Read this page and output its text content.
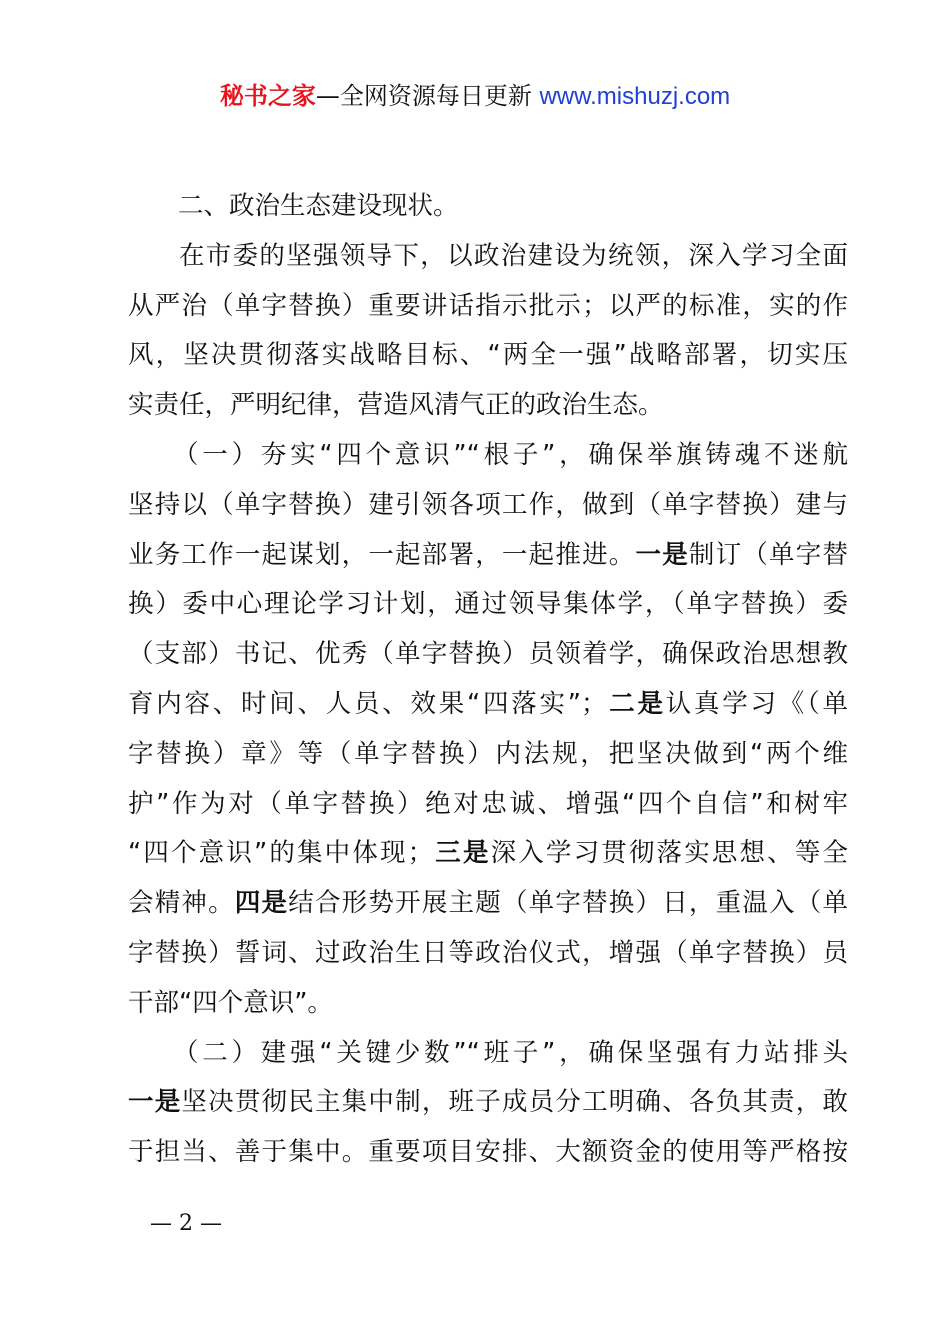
秘书之家—全网资源每日更新 www.mishuzj.com
二、政治生态建设现状。
在市委的坚强领导下，以政治建设为统领，深入学习全面
从严治（单字替换）重要讲话指示批示；以严的标准，实的作
风，坚决贯彻落实战略目标、“两全一强”战略部署，切实压
实责任，严明纪律，营造风清气正的政治生态。
（一）夯实“四个意识”“根子”，确保举旗铸魂不迷航
坚持以（单字替换）建引领各项工作，做到（单字替换）建与
业务工作一起谋划，一起部署，一起推进。一是制订（单字替
换）委中心理论学习计划，通过领导集体学，（单字替换）委
（支部）书记、优秀（单字替换）员领着学，确保政治思想教
育内容、时间、人员、效果“四落实”；二是认真学习《（单
字替换）章》等（单字替换）内法规，把坚决做到“两个维
护”作为对（单字替换）绝对忠诚、增强“四个自信”和树牢
“四个意识”的集中体现；三是深入学习贯彻落实思想、等全
会精神。四是结合形势开展主题（单字替换）日，重温入（单
字替换）誓词、过政治生日等政治仪式，增强（单字替换）员
干部“四个意识”。
（二）建强“关键少数”“班子”，确保坚强有力站排头
一是坚决贯彻民主集中制，班子成员分工明确、各负其责，敢
于担当、善于集中。重要项目安排、大额资金的使用等严格按
— 2 —
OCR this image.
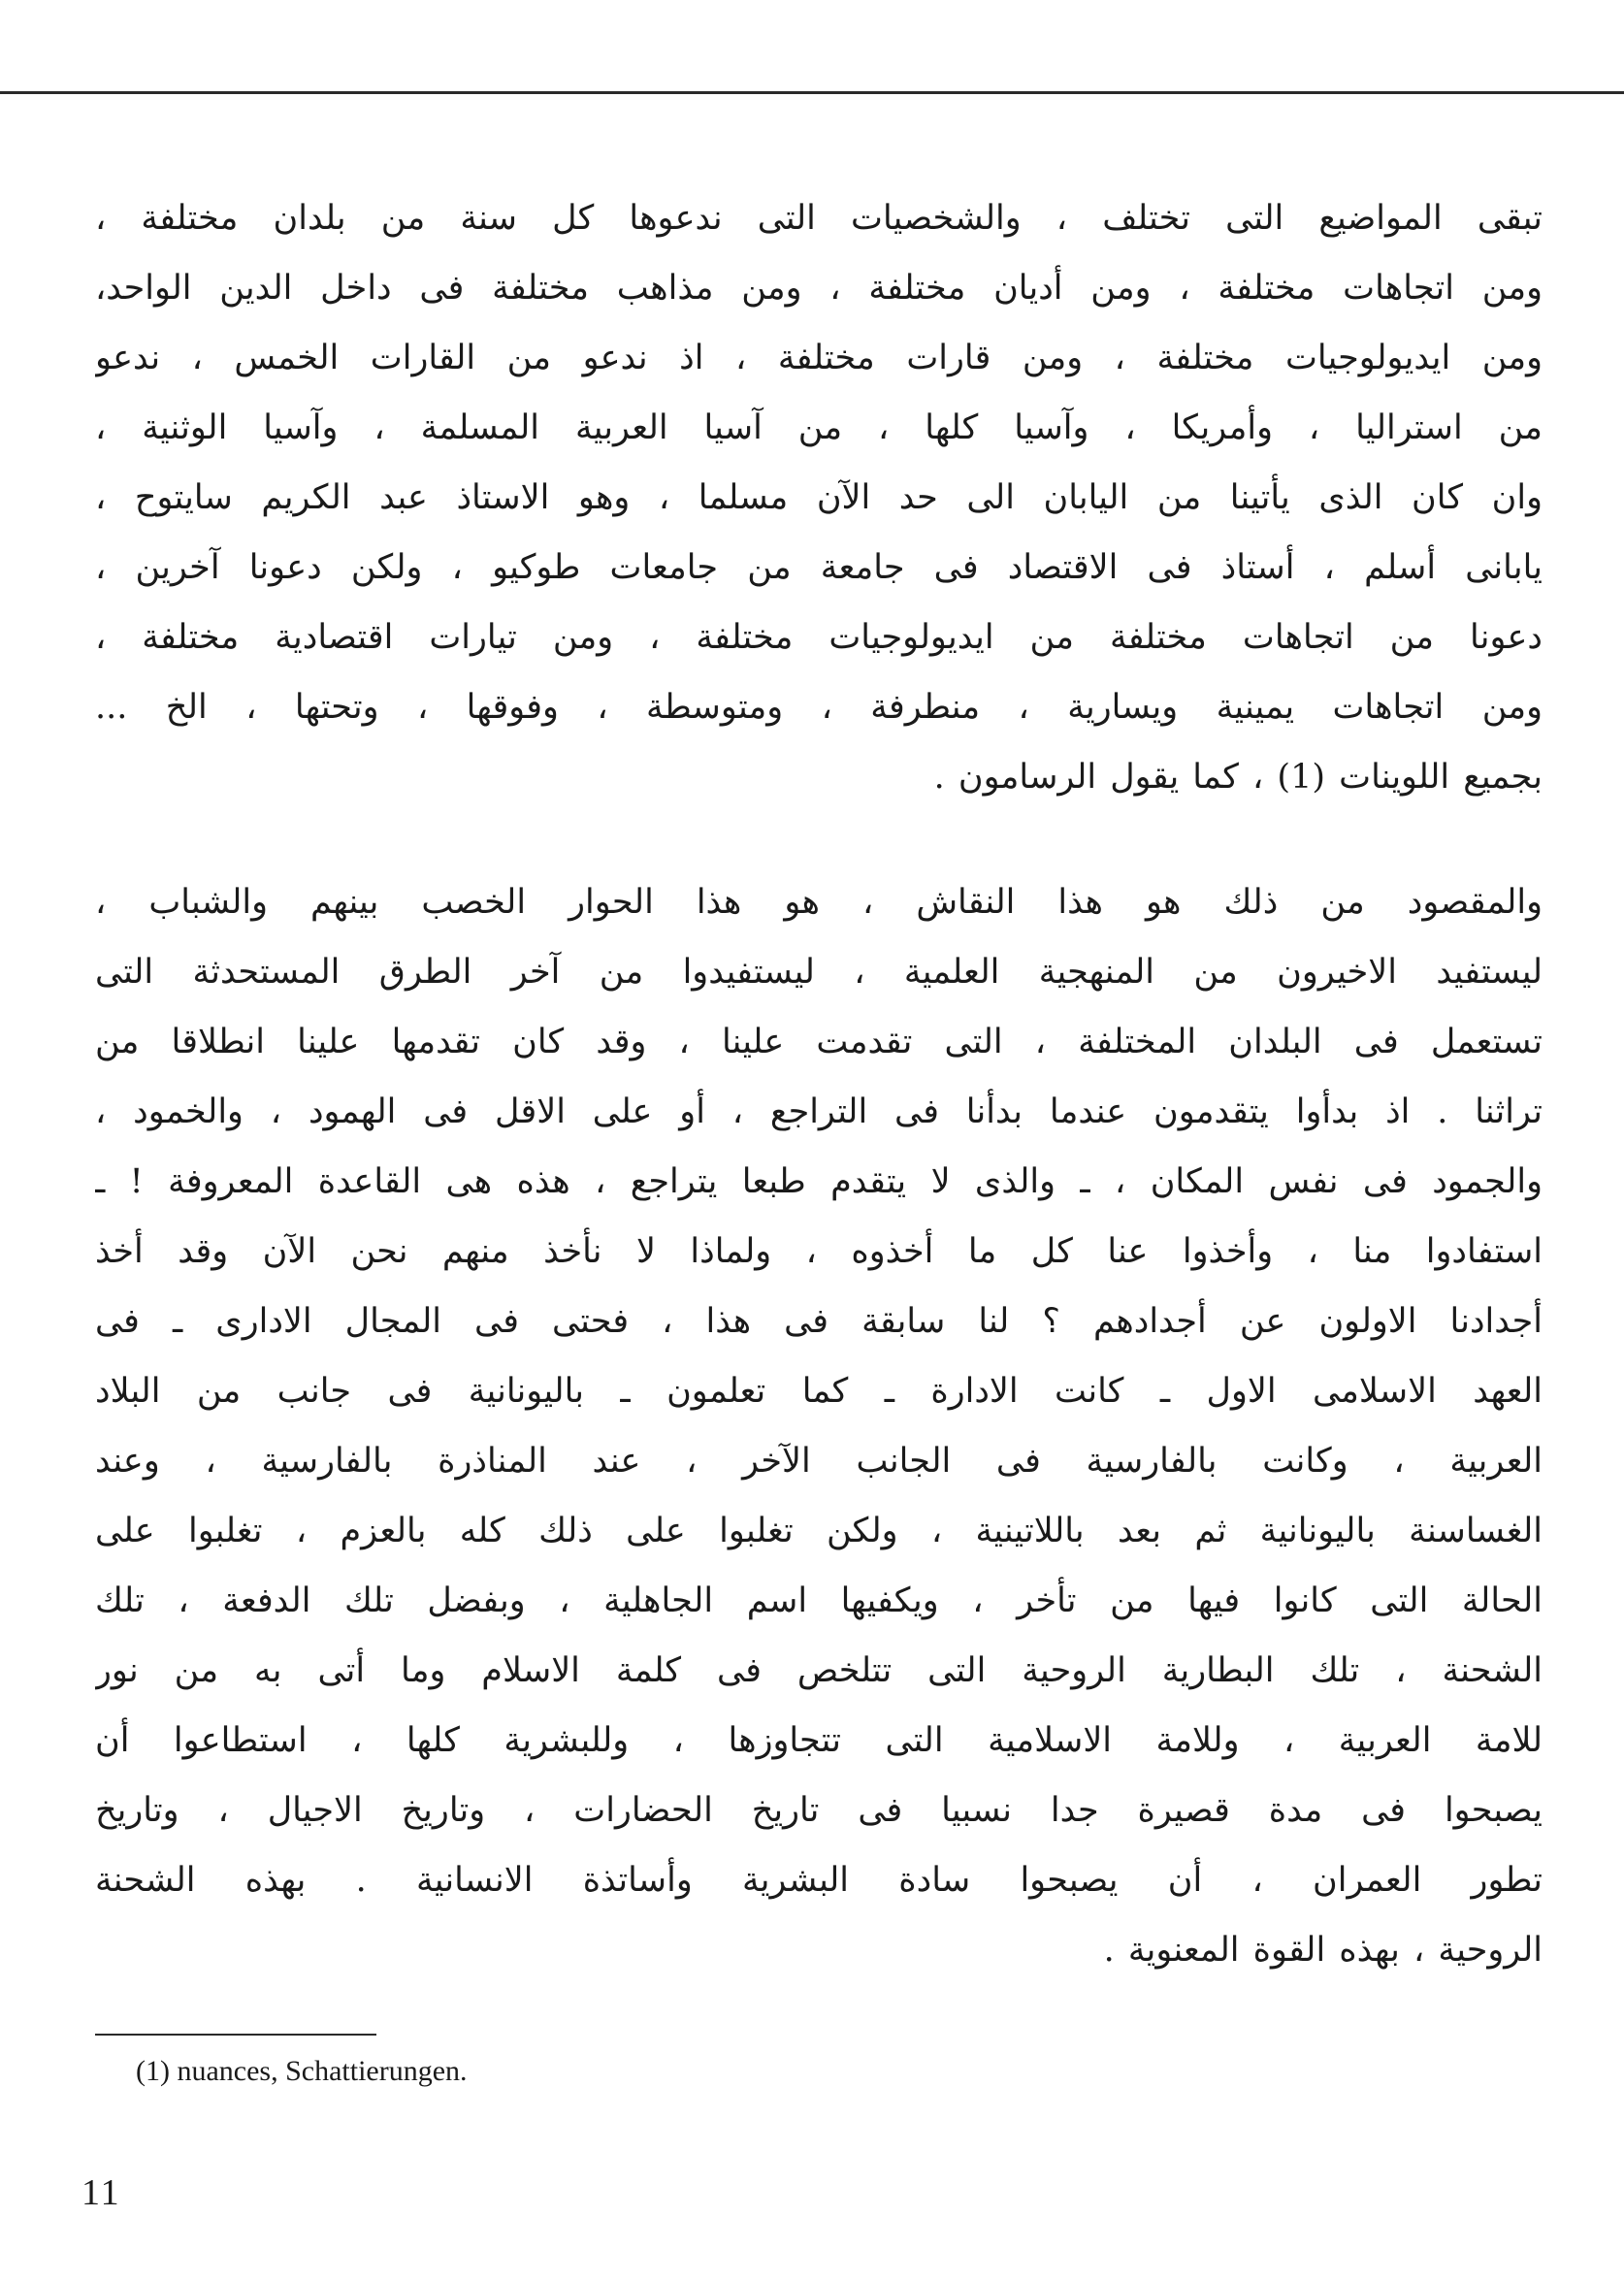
تبقى المواضيع التى تختلف ، والشخصيات التى ندعوها كل سنة من بلدان مختلفة ،
ومن اتجاهات مختلفة ، ومن أديان مختلفة ، ومن مذاهب مختلفة فى داخل الدين الواحد،
ومن ايديولوجيات مختلفة ، ومن قارات مختلفة ، اذ ندعو من القارات الخمس ، ندعو
من استراليا ، وأمريكا ، وآسيا كلها ، من آسيا العربية المسلمة ، وآسيا الوثنية ،
وان كان الذى يأتينا من اليابان الى حد الآن مسلما ، وهو الاستاذ عبد الكريم سايتوح ،
يابانى أسلم ، أستاذ فى الاقتصاد فى جامعة من جامعات طوكيو ، ولكن دعونا آخرين ،
دعونا من اتجاهات مختلفة من ايديولوجيات مختلفة ، ومن تيارات اقتصادية مختلفة ،
ومن اتجاهات يمينية ويسارية ، منطرفة ، ومتوسطة ، وفوقها ، وتحتها ، الخ ...
بجميع اللوينات (1) ، كما يقول الرسامون .
والمقصود من ذلك هو هذا النقاش ، هو هذا الحوار الخصب بينهم والشباب ،
ليستفيد الاخيرون من المنهجية العلمية ، ليستفيدوا من آخر الطرق المستحدثة التى
تستعمل فى البلدان المختلفة ، التى تقدمت علينا ، وقد كان تقدمها علينا انطلاقا من
تراثنا . اذ بدأوا يتقدمون عندما بدأنا فى التراجع ، أو على الاقل فى الهمود ، والخمود ،
والجمود فى نفس المكان ، ـ والذى لا يتقدم طبعا يتراجع ، هذه هى القاعدة المعروفة ! ـ
استفادوا منا ، وأخذوا عنا كل ما أخذوه ، ولماذا لا نأخذ منهم نحن الآن وقد أخذ
أجدادنا الاولون عن أجدادهم ؟ لنا سابقة فى هذا ، فحتى فى المجال الادارى ـ فى
العهد الاسلامى الاول ـ كانت الادارة ـ كما تعلمون ـ باليونانية فى جانب من البلاد
العربية ، وكانت بالفارسية فى الجانب الآخر ، عند المناذرة بالفارسية ، وعند
الغساسنة باليونانية ثم بعد باللاتينية ، ولكن تغلبوا على ذلك كله بالعزم ، تغلبوا على
الحالة التى كانوا فيها من تأخر ، ويكفيها اسم الجاهلية ، وبفضل تلك الدفعة ، تلك
الشحنة ، تلك البطارية الروحية التى تتلخص فى كلمة الاسلام وما أتى به من نور
للامة العربية ، وللامة الاسلامية التى تتجاوزها ، وللبشرية كلها ، استطاعوا أن
يصبحوا فى مدة قصيرة جدا نسبيا فى تاريخ الحضارات ، وتاريخ الاجيال ، وتاريخ
تطور العمران ، أن يصبحوا سادة البشرية وأساتذة الانسانية . بهذه الشحنة
الروحية ، بهذه القوة المعنوية .
(1) nuances, Schattierungen.
11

————

● **Your task**
Output the entries above exactly, without their pictures.

● **Output of the task**
Read this page and output its text content.
秘书之家—全网资源每日更新 www.mishuzj.com
二、政治生态建设现状。
在市委的坚强领导下，以政治建设为统领，深入学习全面
从严治（单字替换）重要讲话指示批示；以严的标准，实的作
风，坚决贯彻落实战略目标、“两全一强”战略部署，切实压
实责任，严明纪律，营造风清气正的政治生态。
（一）夯实“四个意识”“根子”，确保举旗铸魂不迷航
坚持以（单字替换）建引领各项工作，做到（单字替换）建与
业务工作一起谋划，一起部署，一起推进。一是制订（单字替
换）委中心理论学习计划，通过领导集体学，（单字替换）委
（支部）书记、优秀（单字替换）员领着学，确保政治思想教
育内容、时间、人员、效果“四落实”；二是认真学习《（单
字替换）章》等（单字替换）内法规，把坚决做到“两个维
护”作为对（单字替换）绝对忠诚、增强“四个自信”和树牢
“四个意识”的集中体现；三是深入学习贯彻落实思想、等全
会精神。四是结合形势开展主题（单字替换）日，重温入（单
字替换）誓词、过政治生日等政治仪式，增强（单字替换）员
干部“四个意识”。
（二）建强“关键少数”“班子”，确保坚强有力站排头
一是坚决贯彻民主集中制，班子成员分工明确、各负其责，敢
于担当、善于集中。重要项目安排、大额资金的使用等严格按
— 2 —
OCR this image.
تبقى المواضيع التى تختلف ، والشخصيات التى ندعوها كل سنة من بلدان مختلفة ،
ومن اتجاهات مختلفة ، ومن أديان مختلفة ، ومن مذاهب مختلفة فى داخل الدين الواحد،
ومن ايديولوجيات مختلفة ، ومن قارات مختلفة ، اذ ندعو من القارات الخمس ، ندعو
من استراليا ، وأمريكا ، وآسيا كلها ، من آسيا العربية المسلمة ، وآسيا الوثنية ،
وان كان الذى يأتينا من اليابان الى حد الآن مسلما ، وهو الاستاذ عبد الكريم سايتوح ،
يابانى أسلم ، أستاذ فى الاقتصاد فى جامعة من جامعات طوكيو ، ولكن دعونا آخرين ،
دعونا من اتجاهات مختلفة من ايديولوجيات مختلفة ، ومن تيارات اقتصادية مختلفة ،
ومن اتجاهات يمينية ويسارية ، منطرفة ، ومتوسطة ، وفوقها ، وتحتها ، الخ ...
بجميع اللوينات (1) ، كما يقول الرسامون .
والمقصود من ذلك هو هذا النقاش ، هو هذا الحوار الخصب بينهم والشباب ،
ليستفيد الاخيرون من المنهجية العلمية ، ليستفيدوا من آخر الطرق المستحدثة التى
تستعمل فى البلدان المختلفة ، التى تقدمت علينا ، وقد كان تقدمها علينا انطلاقا من
تراثنا . اذ بدأوا يتقدمون عندما بدأنا فى التراجع ، أو على الاقل فى الهمود ، والخمود ،
والجمود فى نفس المكان ، ـ والذى لا يتقدم طبعا يتراجع ، هذه هى القاعدة المعروفة ! ـ
استفادوا منا ، وأخذوا عنا كل ما أخذوه ، ولماذا لا نأخذ منهم نحن الآن وقد أخذ
أجدادنا الاولون عن أجدادهم ؟ لنا سابقة فى هذا ، فحتى فى المجال الادارى ـ فى
العهد الاسلامى الاول ـ كانت الادارة ـ كما تعلمون ـ باليونانية فى جانب من البلاد
العربية ، وكانت بالفارسية فى الجانب الآخر ، عند المناذرة بالفارسية ، وعند
الغساسنة باليونانية ثم بعد باللاتينية ، ولكن تغلبوا على ذلك كله بالعزم ، تغلبوا على
الحالة التى كانوا فيها من تأخر ، ويكفيها اسم الجاهلية ، وبفضل تلك الدفعة ، تلك
الشحنة ، تلك البطارية الروحية التى تتلخص فى كلمة الاسلام وما أتى به من نور
للامة العربية ، وللامة الاسلامية التى تتجاوزها ، وللبشرية كلها ، استطاعوا أن
يصبحوا فى مدة قصيرة جدا نسبيا فى تاريخ الحضارات ، وتاريخ الاجيال ، وتاريخ
تطور العمران ، أن يصبحوا سادة البشرية وأساتذة الانسانية . بهذه الشحنة
الروحية ، بهذه القوة المعنوية .
(1) nuances, Schattierungen.
11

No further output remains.